Nothing in the data should change when you return it, but leave the pictures out.

---+---

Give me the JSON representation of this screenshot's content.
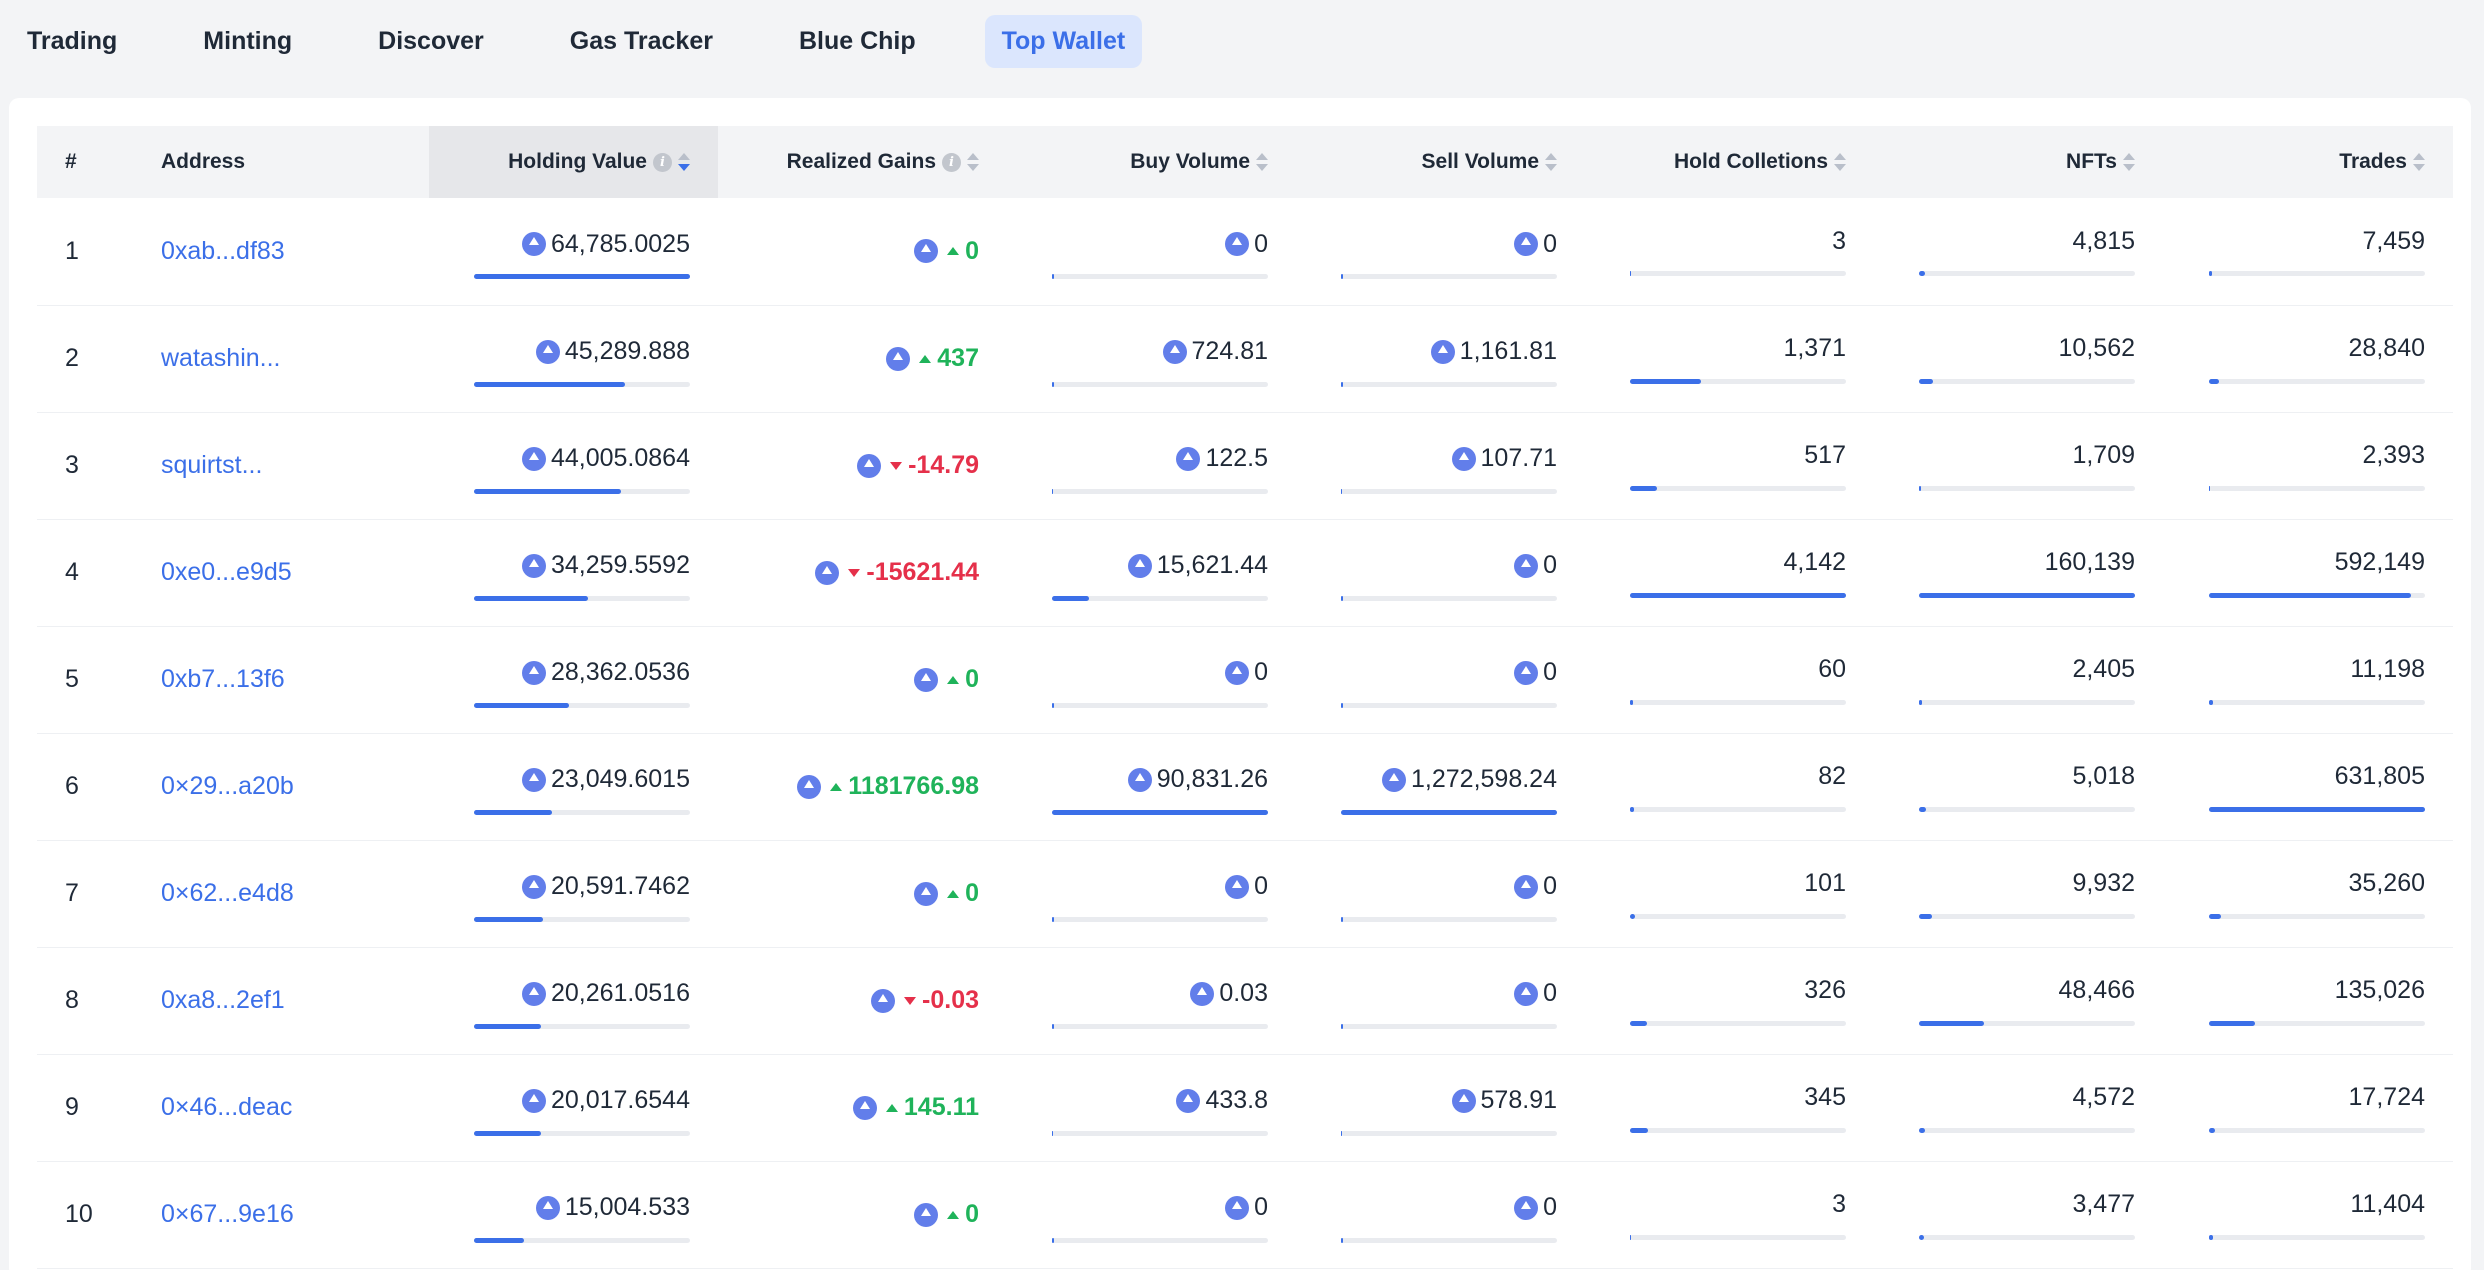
{
  "tabs": [
    "Trading",
    "Minting",
    "Discover",
    "Gas Tracker",
    "Blue Chip",
    "Top Wallet"
  ],
  "active_tab": "Top Wallet",
  "table": {
    "headers": {
      "rank": "#",
      "address": "Address",
      "holding_value": "Holding Value",
      "realized_gains": "Realized Gains",
      "buy_volume": "Buy Volume",
      "sell_volume": "Sell Volume",
      "hold_collections": "Hold Colletions",
      "nfts": "NFTs",
      "trades": "Trades"
    },
    "sorted_by": "Holding Value",
    "sort_direction": "desc",
    "rows": [
      {
        "rank": "1",
        "address": "0xab...df83",
        "holding_value": "64,785.0025",
        "holding_pct": 1.0,
        "gain": "0",
        "gain_dir": "up",
        "buy": "0",
        "buy_pct": 0.0,
        "sell": "0",
        "sell_pct": 0.0,
        "collections": "3",
        "col_pct": 0.005,
        "nfts": "4,815",
        "nfts_pct": 0.03,
        "trades": "7,459",
        "trades_pct": 0.012
      },
      {
        "rank": "2",
        "address": "watashin...",
        "holding_value": "45,289.888",
        "holding_pct": 0.7,
        "gain": "437",
        "gain_dir": "up",
        "buy": "724.81",
        "buy_pct": 0.008,
        "sell": "1,161.81",
        "sell_pct": 0.009,
        "collections": "1,371",
        "col_pct": 0.33,
        "nfts": "10,562",
        "nfts_pct": 0.066,
        "trades": "28,840",
        "trades_pct": 0.046
      },
      {
        "rank": "3",
        "address": "squirtst...",
        "holding_value": "44,005.0864",
        "holding_pct": 0.68,
        "gain": "-14.79",
        "gain_dir": "down",
        "buy": "122.5",
        "buy_pct": 0.002,
        "sell": "107.71",
        "sell_pct": 0.001,
        "collections": "517",
        "col_pct": 0.125,
        "nfts": "1,709",
        "nfts_pct": 0.011,
        "trades": "2,393",
        "trades_pct": 0.004
      },
      {
        "rank": "4",
        "address": "0xe0...e9d5",
        "holding_value": "34,259.5592",
        "holding_pct": 0.53,
        "gain": "-15621.44",
        "gain_dir": "down",
        "buy": "15,621.44",
        "buy_pct": 0.172,
        "sell": "0",
        "sell_pct": 0.0,
        "collections": "4,142",
        "col_pct": 1.0,
        "nfts": "160,139",
        "nfts_pct": 1.0,
        "trades": "592,149",
        "trades_pct": 0.937
      },
      {
        "rank": "5",
        "address": "0xb7...13f6",
        "holding_value": "28,362.0536",
        "holding_pct": 0.44,
        "gain": "0",
        "gain_dir": "up",
        "buy": "0",
        "buy_pct": 0.0,
        "sell": "0",
        "sell_pct": 0.0,
        "collections": "60",
        "col_pct": 0.015,
        "nfts": "2,405",
        "nfts_pct": 0.015,
        "trades": "11,198",
        "trades_pct": 0.018
      },
      {
        "rank": "6",
        "address": "0×29...a20b",
        "holding_value": "23,049.6015",
        "holding_pct": 0.36,
        "gain": "1181766.98",
        "gain_dir": "up",
        "buy": "90,831.26",
        "buy_pct": 1.0,
        "sell": "1,272,598.24",
        "sell_pct": 1.0,
        "collections": "82",
        "col_pct": 0.02,
        "nfts": "5,018",
        "nfts_pct": 0.031,
        "trades": "631,805",
        "trades_pct": 1.0
      },
      {
        "rank": "7",
        "address": "0×62...e4d8",
        "holding_value": "20,591.7462",
        "holding_pct": 0.32,
        "gain": "0",
        "gain_dir": "up",
        "buy": "0",
        "buy_pct": 0.0,
        "sell": "0",
        "sell_pct": 0.0,
        "collections": "101",
        "col_pct": 0.024,
        "nfts": "9,932",
        "nfts_pct": 0.062,
        "trades": "35,260",
        "trades_pct": 0.056
      },
      {
        "rank": "8",
        "address": "0xa8...2ef1",
        "holding_value": "20,261.0516",
        "holding_pct": 0.31,
        "gain": "-0.03",
        "gain_dir": "down",
        "buy": "0.03",
        "buy_pct": 0.0,
        "sell": "0",
        "sell_pct": 0.0,
        "collections": "326",
        "col_pct": 0.079,
        "nfts": "48,466",
        "nfts_pct": 0.303,
        "trades": "135,026",
        "trades_pct": 0.214
      },
      {
        "rank": "9",
        "address": "0×46...deac",
        "holding_value": "20,017.6544",
        "holding_pct": 0.31,
        "gain": "145.11",
        "gain_dir": "up",
        "buy": "433.8",
        "buy_pct": 0.005,
        "sell": "578.91",
        "sell_pct": 0.005,
        "collections": "345",
        "col_pct": 0.083,
        "nfts": "4,572",
        "nfts_pct": 0.029,
        "trades": "17,724",
        "trades_pct": 0.028
      },
      {
        "rank": "10",
        "address": "0×67...9e16",
        "holding_value": "15,004.533",
        "holding_pct": 0.23,
        "gain": "0",
        "gain_dir": "up",
        "buy": "0",
        "buy_pct": 0.0,
        "sell": "0",
        "sell_pct": 0.0,
        "collections": "3",
        "col_pct": 0.005,
        "nfts": "3,477",
        "nfts_pct": 0.022,
        "trades": "11,404",
        "trades_pct": 0.018
      }
    ]
  },
  "colors": {
    "accent": "#3b6fe8",
    "positive": "#1fb35a",
    "negative": "#e5304a",
    "eth": "#627eea"
  }
}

---+---

> **SOLVED EXERCISE**
Give me the JSON representation of this screenshot's content.
{
  "tabs": [
    "Trading",
    "Minting",
    "Discover",
    "Gas Tracker",
    "Blue Chip",
    "Top Wallet"
  ],
  "active_tab": "Top Wallet",
  "table": {
    "headers": {
      "rank": "#",
      "address": "Address",
      "holding_value": "Holding Value",
      "realized_gains": "Realized Gains",
      "buy_volume": "Buy Volume",
      "sell_volume": "Sell Volume",
      "hold_collections": "Hold Colletions",
      "nfts": "NFTs",
      "trades": "Trades"
    },
    "sorted_by": "Holding Value",
    "sort_direction": "desc",
    "rows": [
      {
        "rank": "1",
        "address": "0xab...df83",
        "holding_value": "64,785.0025",
        "holding_pct": 1.0,
        "gain": "0",
        "gain_dir": "up",
        "buy": "0",
        "buy_pct": 0.0,
        "sell": "0",
        "sell_pct": 0.0,
        "collections": "3",
        "col_pct": 0.005,
        "nfts": "4,815",
        "nfts_pct": 0.03,
        "trades": "7,459",
        "trades_pct": 0.012
      },
      {
        "rank": "2",
        "address": "watashin...",
        "holding_value": "45,289.888",
        "holding_pct": 0.7,
        "gain": "437",
        "gain_dir": "up",
        "buy": "724.81",
        "buy_pct": 0.008,
        "sell": "1,161.81",
        "sell_pct": 0.009,
        "collections": "1,371",
        "col_pct": 0.33,
        "nfts": "10,562",
        "nfts_pct": 0.066,
        "trades": "28,840",
        "trades_pct": 0.046
      },
      {
        "rank": "3",
        "address": "squirtst...",
        "holding_value": "44,005.0864",
        "holding_pct": 0.68,
        "gain": "-14.79",
        "gain_dir": "down",
        "buy": "122.5",
        "buy_pct": 0.002,
        "sell": "107.71",
        "sell_pct": 0.001,
        "collections": "517",
        "col_pct": 0.125,
        "nfts": "1,709",
        "nfts_pct": 0.011,
        "trades": "2,393",
        "trades_pct": 0.004
      },
      {
        "rank": "4",
        "address": "0xe0...e9d5",
        "holding_value": "34,259.5592",
        "holding_pct": 0.53,
        "gain": "-15621.44",
        "gain_dir": "down",
        "buy": "15,621.44",
        "buy_pct": 0.172,
        "sell": "0",
        "sell_pct": 0.0,
        "collections": "4,142",
        "col_pct": 1.0,
        "nfts": "160,139",
        "nfts_pct": 1.0,
        "trades": "592,149",
        "trades_pct": 0.937
      },
      {
        "rank": "5",
        "address": "0xb7...13f6",
        "holding_value": "28,362.0536",
        "holding_pct": 0.44,
        "gain": "0",
        "gain_dir": "up",
        "buy": "0",
        "buy_pct": 0.0,
        "sell": "0",
        "sell_pct": 0.0,
        "collections": "60",
        "col_pct": 0.015,
        "nfts": "2,405",
        "nfts_pct": 0.015,
        "trades": "11,198",
        "trades_pct": 0.018
      },
      {
        "rank": "6",
        "address": "0×29...a20b",
        "holding_value": "23,049.6015",
        "holding_pct": 0.36,
        "gain": "1181766.98",
        "gain_dir": "up",
        "buy": "90,831.26",
        "buy_pct": 1.0,
        "sell": "1,272,598.24",
        "sell_pct": 1.0,
        "collections": "82",
        "col_pct": 0.02,
        "nfts": "5,018",
        "nfts_pct": 0.031,
        "trades": "631,805",
        "trades_pct": 1.0
      },
      {
        "rank": "7",
        "address": "0×62...e4d8",
        "holding_value": "20,591.7462",
        "holding_pct": 0.32,
        "gain": "0",
        "gain_dir": "up",
        "buy": "0",
        "buy_pct": 0.0,
        "sell": "0",
        "sell_pct": 0.0,
        "collections": "101",
        "col_pct": 0.024,
        "nfts": "9,932",
        "nfts_pct": 0.062,
        "trades": "35,260",
        "trades_pct": 0.056
      },
      {
        "rank": "8",
        "address": "0xa8...2ef1",
        "holding_value": "20,261.0516",
        "holding_pct": 0.31,
        "gain": "-0.03",
        "gain_dir": "down",
        "buy": "0.03",
        "buy_pct": 0.0,
        "sell": "0",
        "sell_pct": 0.0,
        "collections": "326",
        "col_pct": 0.079,
        "nfts": "48,466",
        "nfts_pct": 0.303,
        "trades": "135,026",
        "trades_pct": 0.214
      },
      {
        "rank": "9",
        "address": "0×46...deac",
        "holding_value": "20,017.6544",
        "holding_pct": 0.31,
        "gain": "145.11",
        "gain_dir": "up",
        "buy": "433.8",
        "buy_pct": 0.005,
        "sell": "578.91",
        "sell_pct": 0.005,
        "collections": "345",
        "col_pct": 0.083,
        "nfts": "4,572",
        "nfts_pct": 0.029,
        "trades": "17,724",
        "trades_pct": 0.028
      },
      {
        "rank": "10",
        "address": "0×67...9e16",
        "holding_value": "15,004.533",
        "holding_pct": 0.23,
        "gain": "0",
        "gain_dir": "up",
        "buy": "0",
        "buy_pct": 0.0,
        "sell": "0",
        "sell_pct": 0.0,
        "collections": "3",
        "col_pct": 0.005,
        "nfts": "3,477",
        "nfts_pct": 0.022,
        "trades": "11,404",
        "trades_pct": 0.018
      }
    ]
  },
  "colors": {
    "accent": "#3b6fe8",
    "positive": "#1fb35a",
    "negative": "#e5304a",
    "eth": "#627eea"
  }
}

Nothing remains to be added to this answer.